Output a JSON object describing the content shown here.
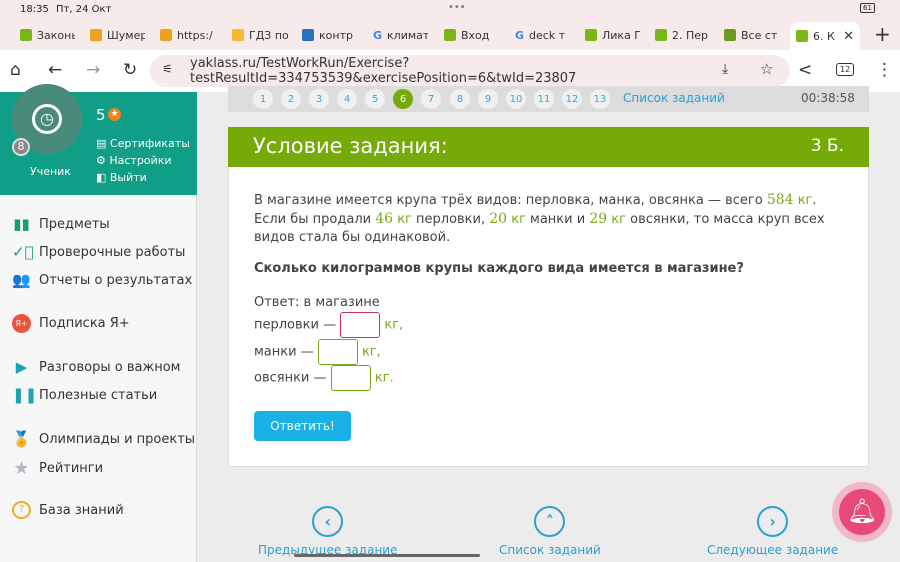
{
  "status_bar": {
    "time": "18:35",
    "date": "Пт, 24 Окт",
    "battery": "61"
  },
  "tabs": [
    {
      "label": "Законы"
    },
    {
      "label": "Шумер"
    },
    {
      "label": "https:/"
    },
    {
      "label": "ГДЗ по"
    },
    {
      "label": "контр"
    },
    {
      "label": "климат"
    },
    {
      "label": "Вход"
    },
    {
      "label": "deck т"
    },
    {
      "label": "Лика Г"
    },
    {
      "label": "2. Пер"
    },
    {
      "label": "Все ст"
    },
    {
      "label": "6. К"
    }
  ],
  "address_bar": {
    "url": "yaklass.ru/TestWorkRun/Exercise?testResultId=334753539&exercisePosition=6&twId=23807",
    "tab_count": "12"
  },
  "profile": {
    "level": "5",
    "role": "Ученик",
    "badge": "8",
    "links": [
      "Сертификаты",
      "Настройки",
      "Выйти"
    ]
  },
  "sidebar": {
    "items": [
      {
        "label": "Предметы",
        "icon": "books-icon",
        "color": "#1a9e6e"
      },
      {
        "label": "Проверочные работы",
        "icon": "check-circle-icon",
        "color": "#1a9e6e"
      },
      {
        "label": "Отчеты о результатах",
        "icon": "users-icon",
        "color": "#1a9e6e"
      },
      {
        "label": "Подписка Я+",
        "icon": "ya-plus-icon",
        "color": "#e8553a"
      },
      {
        "label": "Разговоры о важном",
        "icon": "play-icon",
        "color": "#1aa3b5"
      },
      {
        "label": "Полезные статьи",
        "icon": "articles-icon",
        "color": "#1aa3b5"
      },
      {
        "label": "Олимпиады и проекты",
        "icon": "medal-icon",
        "color": "#1aa3b5"
      },
      {
        "label": "Рейтинги",
        "icon": "star-icon",
        "color": "#b0b8c0"
      },
      {
        "label": "База знаний",
        "icon": "question-icon",
        "color": "#e8b020"
      }
    ]
  },
  "pager": {
    "pages": [
      "1",
      "2",
      "3",
      "4",
      "5",
      "6",
      "7",
      "8",
      "9",
      "10",
      "11",
      "12",
      "13"
    ],
    "current": "6",
    "list_link": "Список заданий",
    "timer": "00:38:58"
  },
  "task": {
    "title": "Условие задания:",
    "points": "3 Б.",
    "l1a": "В магазине имеется крупа трёх видов: перловка, манка, овсянка — всего ",
    "total": "584",
    "kg": "кг",
    "l1b": ".",
    "l2a": "Если бы продали ",
    "v1": "46",
    "l2b": " перловки, ",
    "v2": "20",
    "l2c": " манки и ",
    "v3": "29",
    "l2d": " овсянки, то масса круп всех видов стала бы одинаковой.",
    "question": "Сколько килограммов крупы каждого вида имеется в магазине?",
    "answer_intro": "Ответ: в магазине",
    "rows": [
      {
        "label": "перловки —",
        "unit": "кг,"
      },
      {
        "label": "манки —",
        "unit": "кг,"
      },
      {
        "label": "овсянки —",
        "unit": "кг."
      }
    ],
    "submit": "Ответить!"
  },
  "bottom_nav": {
    "prev": "Предыдущее задание",
    "list": "Список заданий",
    "next": "Следующее задание"
  }
}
———
### WHAT IS ASKED:
Set the pictures aside and transcribe the data above exactly.

### ANSWER TO THE TASK:
Output a JSON object describing the content shown here.
{
  "status_bar": {
    "time": "18:35",
    "date": "Пт, 24 Окт",
    "battery": "61"
  },
  "tabs": [
    {
      "label": "Законы"
    },
    {
      "label": "Шумер"
    },
    {
      "label": "https:/"
    },
    {
      "label": "ГДЗ по"
    },
    {
      "label": "контр"
    },
    {
      "label": "климат"
    },
    {
      "label": "Вход"
    },
    {
      "label": "deck т"
    },
    {
      "label": "Лика Г"
    },
    {
      "label": "2. Пер"
    },
    {
      "label": "Все ст"
    },
    {
      "label": "6. К"
    }
  ],
  "address_bar": {
    "url": "yaklass.ru/TestWorkRun/Exercise?testResultId=334753539&exercisePosition=6&twId=23807",
    "tab_count": "12"
  },
  "profile": {
    "level": "5",
    "role": "Ученик",
    "badge": "8",
    "links": [
      "Сертификаты",
      "Настройки",
      "Выйти"
    ]
  },
  "sidebar": {
    "items": [
      {
        "label": "Предметы",
        "icon": "books-icon",
        "color": "#1a9e6e"
      },
      {
        "label": "Проверочные работы",
        "icon": "check-circle-icon",
        "color": "#1a9e6e"
      },
      {
        "label": "Отчеты о результатах",
        "icon": "users-icon",
        "color": "#1a9e6e"
      },
      {
        "label": "Подписка Я+",
        "icon": "ya-plus-icon",
        "color": "#e8553a"
      },
      {
        "label": "Разговоры о важном",
        "icon": "play-icon",
        "color": "#1aa3b5"
      },
      {
        "label": "Полезные статьи",
        "icon": "articles-icon",
        "color": "#1aa3b5"
      },
      {
        "label": "Олимпиады и проекты",
        "icon": "medal-icon",
        "color": "#1aa3b5"
      },
      {
        "label": "Рейтинги",
        "icon": "star-icon",
        "color": "#b0b8c0"
      },
      {
        "label": "База знаний",
        "icon": "question-icon",
        "color": "#e8b020"
      }
    ]
  },
  "pager": {
    "pages": [
      "1",
      "2",
      "3",
      "4",
      "5",
      "6",
      "7",
      "8",
      "9",
      "10",
      "11",
      "12",
      "13"
    ],
    "current": "6",
    "list_link": "Список заданий",
    "timer": "00:38:58"
  },
  "task": {
    "title": "Условие задания:",
    "points": "3 Б.",
    "l1a": "В магазине имеется крупа трёх видов: перловка, манка, овсянка — всего ",
    "total": "584",
    "kg": "кг",
    "l1b": ".",
    "l2a": "Если бы продали ",
    "v1": "46",
    "l2b": " перловки, ",
    "v2": "20",
    "l2c": " манки и ",
    "v3": "29",
    "l2d": " овсянки, то масса круп всех видов стала бы одинаковой.",
    "question": "Сколько килограммов крупы каждого вида имеется в магазине?",
    "answer_intro": "Ответ: в магазине",
    "rows": [
      {
        "label": "перловки —",
        "unit": "кг,"
      },
      {
        "label": "манки —",
        "unit": "кг,"
      },
      {
        "label": "овсянки —",
        "unit": "кг."
      }
    ],
    "submit": "Ответить!"
  },
  "bottom_nav": {
    "prev": "Предыдущее задание",
    "list": "Список заданий",
    "next": "Следующее задание"
  }
}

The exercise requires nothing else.